> [REQUIREMENT]: Scan the data below and pick out the lines containing the word "SITUACIÓN".
---------- LISTED RECORDS ----------
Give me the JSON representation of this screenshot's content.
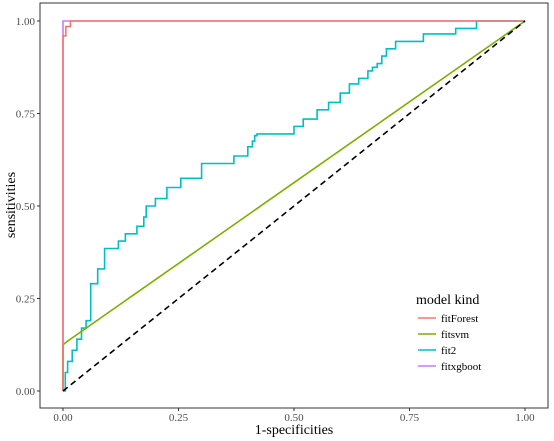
{
  "chart_data": {
    "type": "line",
    "xlabel": "1-specificities",
    "ylabel": "sensitivities",
    "xlim": [
      -0.05,
      1.05
    ],
    "ylim": [
      -0.05,
      1.05
    ],
    "x_ticks": [
      "0.00",
      "0.25",
      "0.50",
      "0.75",
      "1.00"
    ],
    "y_ticks": [
      "0.00",
      "0.25",
      "0.50",
      "0.75",
      "1.00"
    ],
    "grid": false,
    "legend": {
      "title": "model kind",
      "placement": "bottom-right"
    },
    "reference_line": {
      "x": [
        0,
        1
      ],
      "y": [
        0,
        1
      ],
      "style": "dashed",
      "color": "#000000"
    },
    "series": [
      {
        "name": "fitForest",
        "color": "#F8766D",
        "x": [
          0,
          0,
          0.006,
          0.006,
          0.016,
          0.016,
          1
        ],
        "y": [
          0,
          0.96,
          0.96,
          0.985,
          0.985,
          1,
          1
        ]
      },
      {
        "name": "fitsvm",
        "color": "#7CAE00",
        "x": [
          0,
          0,
          0.01,
          1
        ],
        "y": [
          0,
          0.125,
          0.135,
          1
        ]
      },
      {
        "name": "fit2",
        "color": "#00BFC4",
        "x": [
          0,
          0.005,
          0.005,
          0.01,
          0.01,
          0.02,
          0.02,
          0.03,
          0.03,
          0.04,
          0.04,
          0.05,
          0.05,
          0.06,
          0.06,
          0.075,
          0.075,
          0.09,
          0.09,
          0.12,
          0.12,
          0.135,
          0.135,
          0.16,
          0.16,
          0.175,
          0.175,
          0.18,
          0.18,
          0.2,
          0.2,
          0.225,
          0.225,
          0.255,
          0.255,
          0.3,
          0.3,
          0.37,
          0.37,
          0.4,
          0.4,
          0.41,
          0.41,
          0.415,
          0.415,
          0.42,
          0.42,
          0.5,
          0.5,
          0.52,
          0.52,
          0.55,
          0.55,
          0.575,
          0.575,
          0.6,
          0.6,
          0.62,
          0.62,
          0.64,
          0.64,
          0.66,
          0.66,
          0.67,
          0.67,
          0.68,
          0.68,
          0.69,
          0.69,
          0.7,
          0.7,
          0.72,
          0.72,
          0.78,
          0.78,
          0.85,
          0.85,
          0.895,
          0.895,
          1
        ],
        "y": [
          0,
          0,
          0.05,
          0.05,
          0.08,
          0.08,
          0.11,
          0.11,
          0.14,
          0.14,
          0.17,
          0.17,
          0.19,
          0.19,
          0.29,
          0.29,
          0.33,
          0.33,
          0.385,
          0.385,
          0.405,
          0.405,
          0.425,
          0.425,
          0.445,
          0.445,
          0.47,
          0.47,
          0.5,
          0.5,
          0.52,
          0.52,
          0.55,
          0.55,
          0.575,
          0.575,
          0.615,
          0.615,
          0.635,
          0.635,
          0.66,
          0.66,
          0.675,
          0.675,
          0.69,
          0.69,
          0.695,
          0.695,
          0.715,
          0.715,
          0.735,
          0.735,
          0.76,
          0.76,
          0.78,
          0.78,
          0.805,
          0.805,
          0.83,
          0.83,
          0.845,
          0.845,
          0.865,
          0.865,
          0.875,
          0.875,
          0.885,
          0.885,
          0.905,
          0.905,
          0.925,
          0.925,
          0.945,
          0.945,
          0.965,
          0.965,
          0.98,
          0.98,
          1,
          1
        ]
      },
      {
        "name": "fitxgboot",
        "color": "#C77CFF",
        "x": [
          0,
          0,
          1
        ],
        "y": [
          0,
          1,
          1
        ]
      }
    ]
  }
}
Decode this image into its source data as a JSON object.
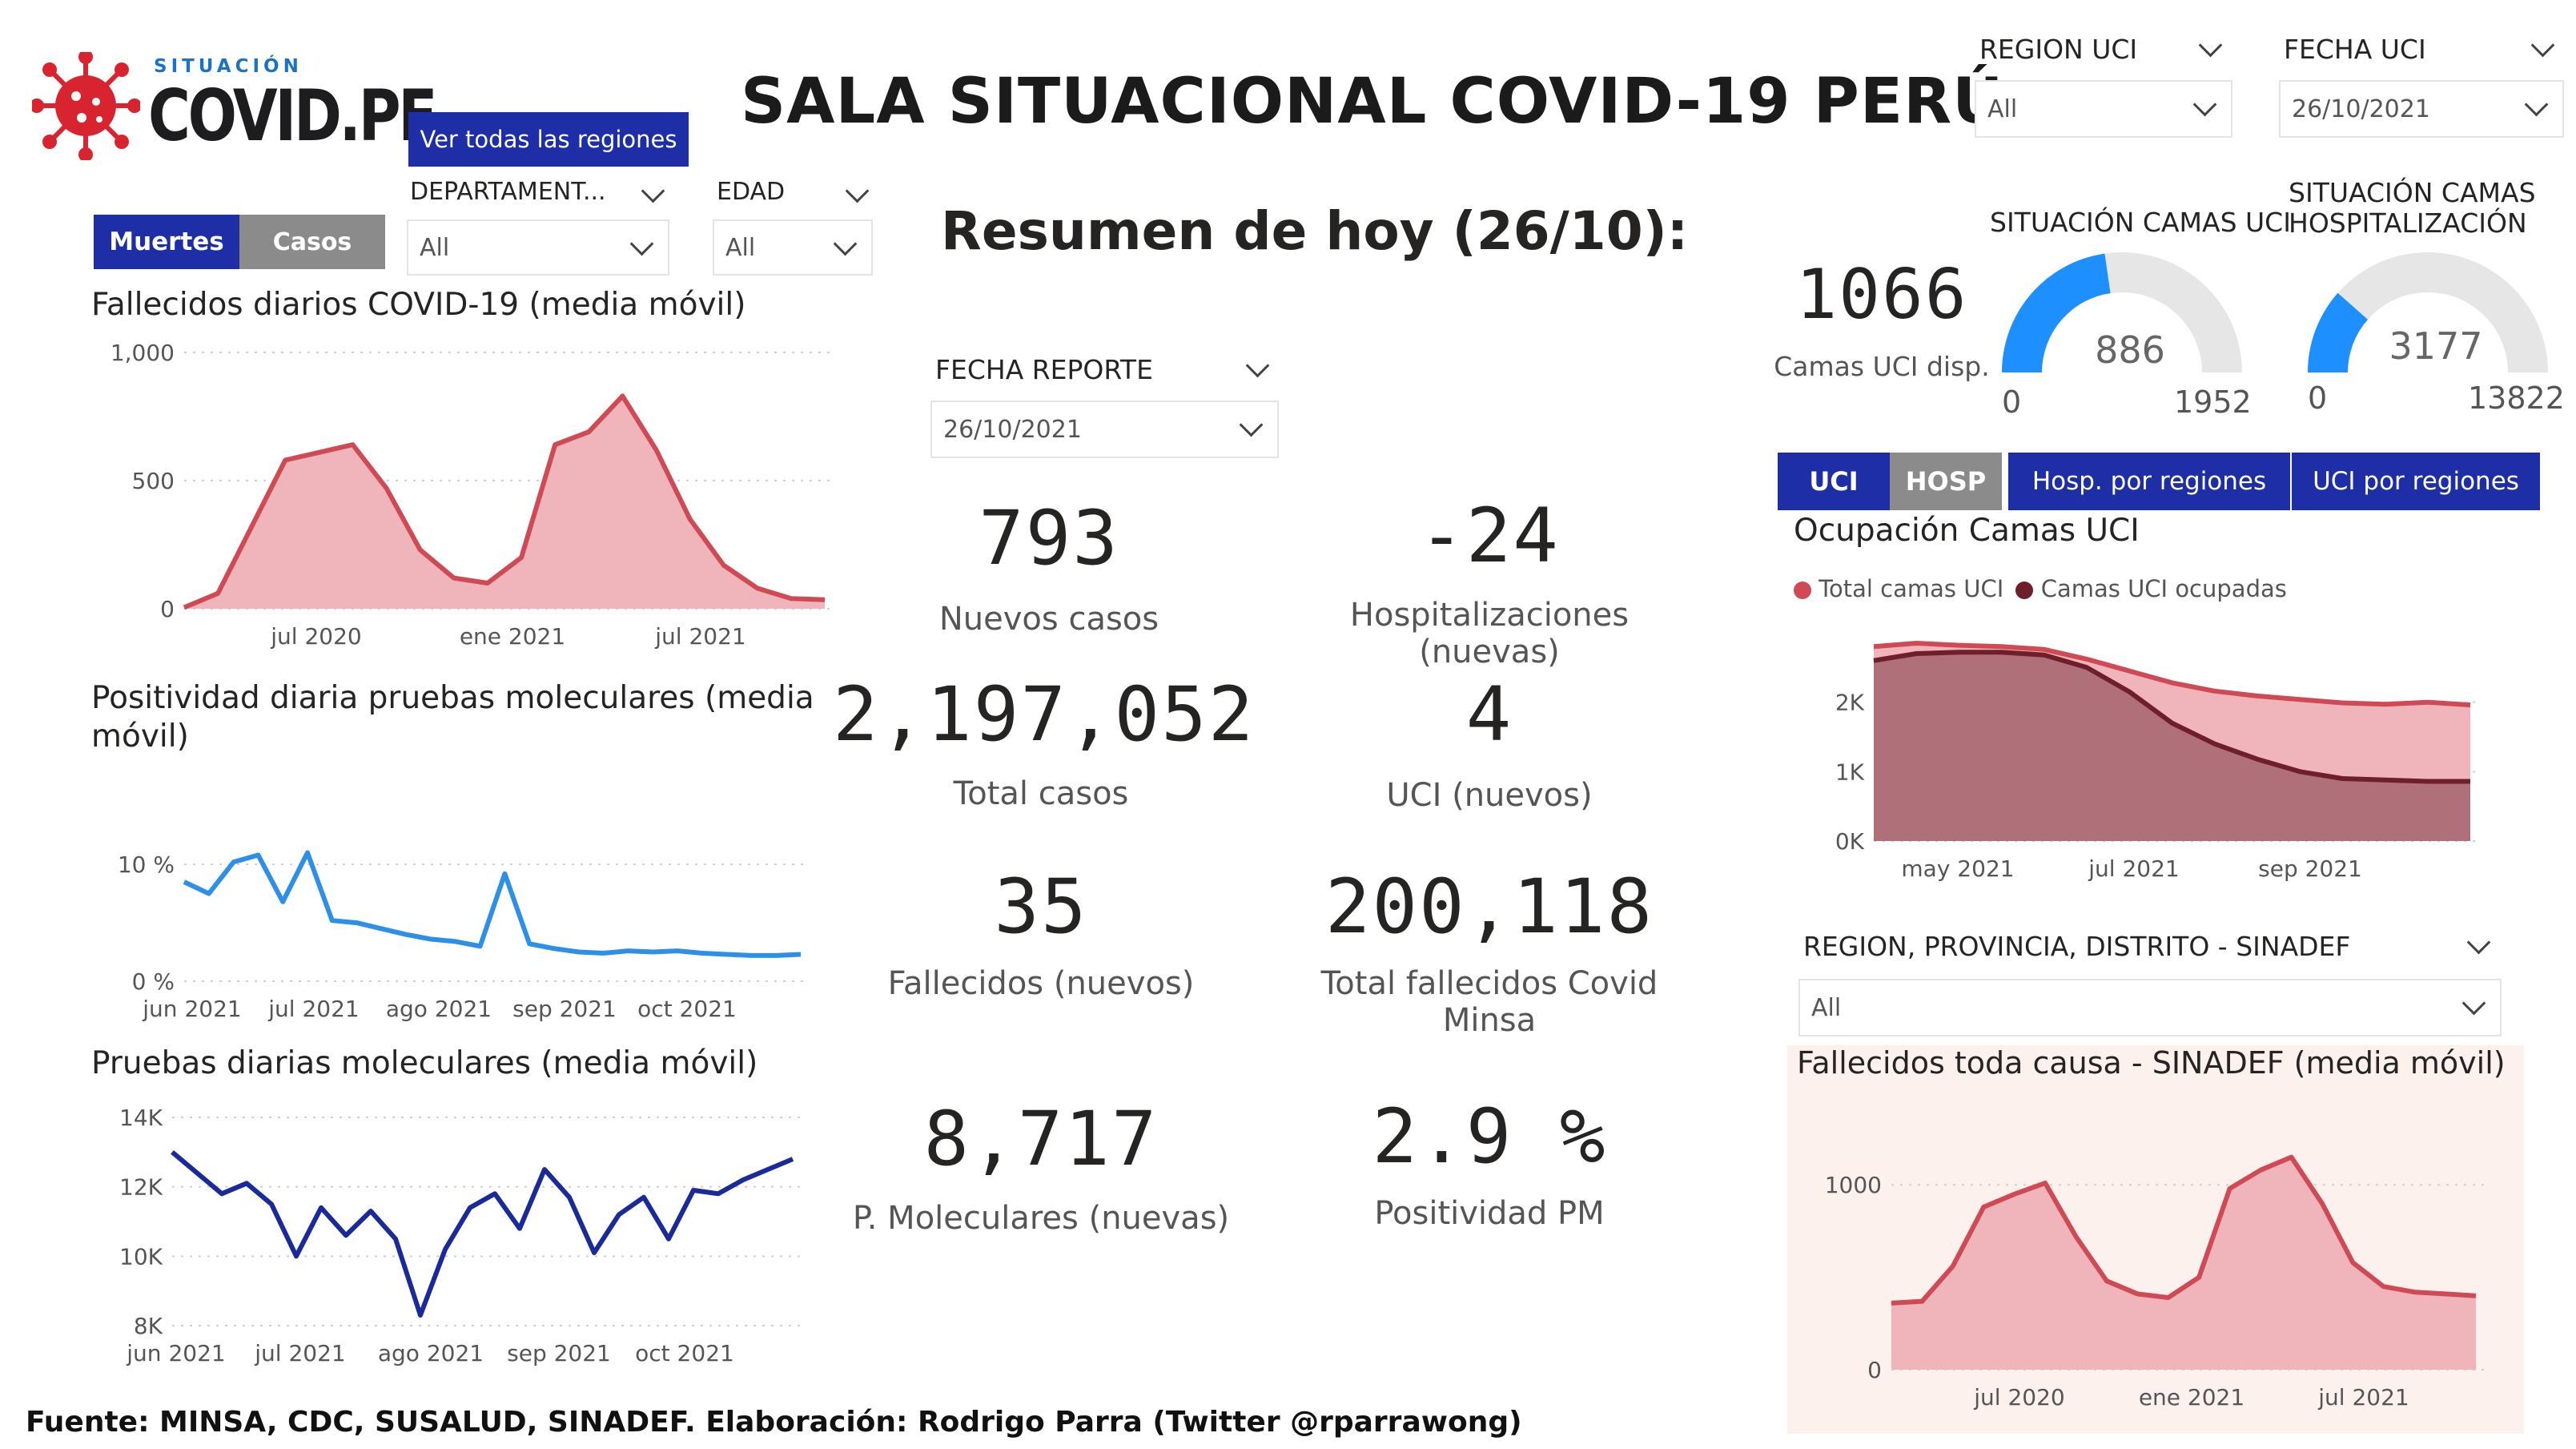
{
  "logo": {
    "small": "SITUACIÓN",
    "big": "COVID.PE"
  },
  "header": {
    "title": "SALA SITUACIONAL COVID-19 PERÚ",
    "all_regions_button": "Ver todas las regiones"
  },
  "left_toggle": {
    "muertes": "Muertes",
    "casos": "Casos"
  },
  "filters": {
    "departamento": {
      "label": "DEPARTAMENT...",
      "value": "All"
    },
    "edad": {
      "label": "EDAD",
      "value": "All"
    },
    "region_uci": {
      "label": "REGION UCI",
      "value": "All"
    },
    "fecha_uci": {
      "label": "FECHA UCI",
      "value": "26/10/2021"
    },
    "fecha_reporte": {
      "label": "FECHA REPORTE",
      "value": "26/10/2021"
    },
    "sinadef_region": {
      "label": "REGION, PROVINCIA, DISTRITO - SINADEF",
      "value": "All"
    }
  },
  "summary": {
    "heading": "Resumen de hoy (26/10):",
    "kpis": [
      {
        "value": "793",
        "label": "Nuevos casos"
      },
      {
        "value": "-24",
        "label": "Hospitalizaciones (nuevas)"
      },
      {
        "value": "2,197,052",
        "label": "Total casos"
      },
      {
        "value": "4",
        "label": "UCI (nuevos)"
      },
      {
        "value": "35",
        "label": "Fallecidos  (nuevos)"
      },
      {
        "value": "200,118",
        "label": "Total fallecidos Covid Minsa"
      },
      {
        "value": "8,717",
        "label": "P. Moleculares (nuevas)"
      },
      {
        "value": "2.9 %",
        "label": "Positividad PM"
      }
    ]
  },
  "beds": {
    "available_value": "1066",
    "available_label": "Camas UCI disp.",
    "uci_gauge": {
      "title": "SITUACIÓN CAMAS UCI",
      "value": "886",
      "min": "0",
      "max": "1952",
      "fraction": 0.454
    },
    "hosp_gauge": {
      "title": "SITUACIÓN CAMAS HOSPITALIZACIÓN",
      "value": "3177",
      "min": "0",
      "max": "13822",
      "fraction": 0.23
    }
  },
  "right_tabs": {
    "uci": "UCI",
    "hosp": "HOSP",
    "hosp_regiones": "Hosp. por regiones",
    "uci_regiones": "UCI por regiones"
  },
  "colors": {
    "navy": "#1d2ea6",
    "grey": "#8b8b8b",
    "red": "#d04a55",
    "redfill": "#efb5bb",
    "darkred": "#6e1f2a",
    "blue": "#2e8fe8",
    "darkblue": "#1a2a9a"
  },
  "chart_data": [
    {
      "type": "area",
      "title": "Fallecidos diarios COVID-19 (media móvil)",
      "x_ticks": [
        "jul 2020",
        "ene 2021",
        "jul 2021"
      ],
      "y_ticks": [
        "0",
        "500",
        "1,000"
      ],
      "ylim": [
        0,
        1000
      ],
      "x": [
        "2020-03",
        "2020-04",
        "2020-05",
        "2020-06",
        "2020-07",
        "2020-08",
        "2020-09",
        "2020-10",
        "2020-11",
        "2020-12",
        "2021-01",
        "2021-02",
        "2021-03",
        "2021-04",
        "2021-05",
        "2021-06",
        "2021-07",
        "2021-08",
        "2021-09",
        "2021-10"
      ],
      "values": [
        5,
        60,
        320,
        580,
        610,
        640,
        470,
        230,
        120,
        100,
        200,
        640,
        690,
        830,
        620,
        350,
        170,
        80,
        40,
        35
      ]
    },
    {
      "type": "line",
      "title": "Positividad diaria pruebas moleculares (media móvil)",
      "x_ticks": [
        "jun 2021",
        "jul 2021",
        "ago 2021",
        "sep 2021",
        "oct 2021"
      ],
      "y_ticks": [
        "0 %",
        "10 %"
      ],
      "ylim": [
        0,
        12
      ],
      "values": [
        8.5,
        7.5,
        10.2,
        10.8,
        6.8,
        11.0,
        5.2,
        5.0,
        4.5,
        4.0,
        3.6,
        3.4,
        3.0,
        9.2,
        3.2,
        2.8,
        2.5,
        2.4,
        2.6,
        2.5,
        2.6,
        2.4,
        2.3,
        2.2,
        2.2,
        2.3
      ]
    },
    {
      "type": "line",
      "title": "Pruebas diarias moleculares (media móvil)",
      "x_ticks": [
        "jun 2021",
        "jul 2021",
        "ago 2021",
        "sep 2021",
        "oct 2021"
      ],
      "y_ticks": [
        "8K",
        "10K",
        "12K",
        "14K"
      ],
      "ylim": [
        8000,
        14000
      ],
      "values": [
        13000,
        12400,
        11800,
        12100,
        11500,
        10000,
        11400,
        10600,
        11300,
        10500,
        8300,
        10200,
        11400,
        11800,
        10800,
        12500,
        11700,
        10100,
        11200,
        11700,
        10500,
        11900,
        11800,
        12200,
        12500,
        12800
      ]
    },
    {
      "type": "area",
      "title": "Ocupación Camas UCI",
      "legend": [
        "Total camas UCI",
        "Camas UCI ocupadas"
      ],
      "legend_position": "top-left",
      "x_ticks": [
        "may 2021",
        "jul 2021",
        "sep 2021"
      ],
      "y_ticks": [
        "0K",
        "1K",
        "2K"
      ],
      "ylim": [
        0,
        3000
      ],
      "series": [
        {
          "name": "Total camas UCI",
          "values": [
            2800,
            2850,
            2820,
            2800,
            2760,
            2620,
            2450,
            2280,
            2160,
            2090,
            2040,
            1990,
            1970,
            2000,
            1960
          ]
        },
        {
          "name": "Camas UCI ocupadas",
          "values": [
            2600,
            2700,
            2720,
            2720,
            2680,
            2500,
            2150,
            1700,
            1400,
            1180,
            1000,
            900,
            880,
            860,
            860
          ]
        }
      ]
    },
    {
      "type": "area",
      "title": "Fallecidos toda causa - SINADEF (media móvil)",
      "x_ticks": [
        "jul 2020",
        "ene 2021",
        "jul 2021"
      ],
      "y_ticks": [
        "0",
        "1000"
      ],
      "ylim": [
        0,
        1300
      ],
      "values": [
        360,
        370,
        560,
        880,
        950,
        1010,
        720,
        480,
        410,
        390,
        500,
        980,
        1080,
        1150,
        900,
        580,
        450,
        420,
        410,
        400
      ]
    }
  ],
  "footer": "Fuente: MINSA, CDC, SUSALUD, SINADEF. Elaboración: Rodrigo Parra (Twitter @rparrawong)"
}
----------
> [FULL ANSWER]:
    "small": "SITUACIÓN",
      "title": "SITUACIÓN CAMAS UCI",
      "title": "SITUACIÓN CAMAS HOSPITALIZACIÓN",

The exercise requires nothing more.